Give the number of lines holding the string "의미관계에" and nothing more.

— begin Rows —

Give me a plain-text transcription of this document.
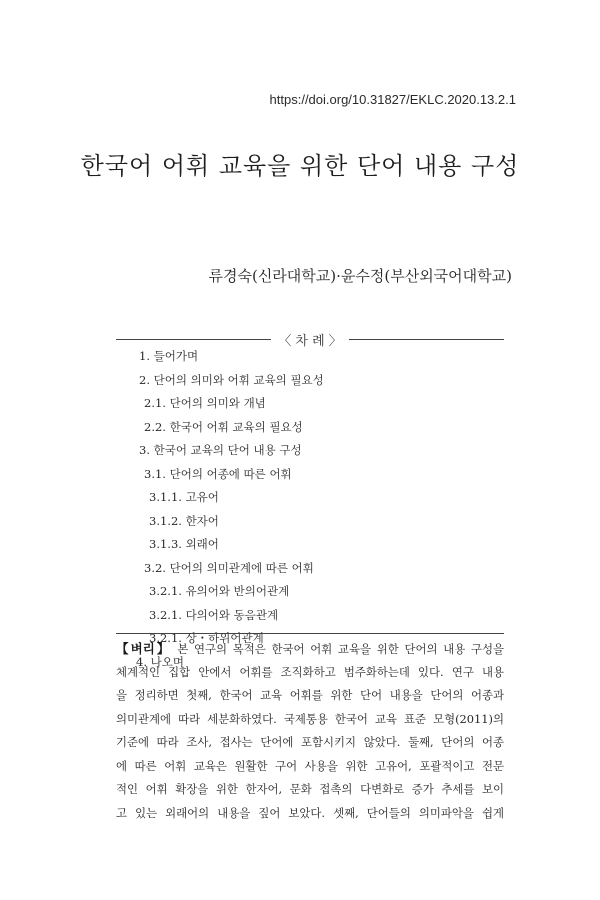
https://doi.org/10.31827/EKLC.2020.13.2.1
한국어 어휘 교육을 위한 단어 내용 구성
류경숙(신라대학교)·윤수정(부산외국어대학교)
〈 차 례 〉
1. 들어가며
2. 단어의 의미와 어휘 교육의 필요성
2.1. 단어의 의미와 개념
2.2. 한국어 어휘 교육의 필요성
3. 한국어 교육의 단어 내용 구성
3.1. 단어의 어종에 따른 어휘
3.1.1. 고유어
3.1.2. 한자어
3.1.3. 외래어
3.2. 단어의 의미관계에 따른 어휘
3.2.1. 유의어와 반의어관계
3.2.1. 다의어와 동음관계
3.2.1. 상・하위어관계
4. 나오며
【벼리】 본 연구의 목적은 한국어 어휘 교육을 위한 단어의 내용 구성을
체계적인 집합 안에서 어휘를 조직화하고 범주화하는데 있다. 연구 내용
을 정리하면 첫째, 한국어 교육 어휘를 위한 단어 내용을 단어의 어종과
의미관계에 따라 세분화하였다. 국제통용 한국어 교육 표준 모형(2011)의
기준에 따라 조사, 접사는 단어에 포함시키지 않았다. 둘째, 단어의 어종
에 따른 어휘 교육은 원활한 구어 사용을 위한 고유어, 포괄적이고 전문
적인 어휘 확장을 위한 한자어, 문화 접촉의 다변화로 증가 추세를 보이
고 있는 외래어의 내용을 짚어 보았다. 셋째, 단어들의 의미파악을 쉽게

— end Rows —

Final answer. 2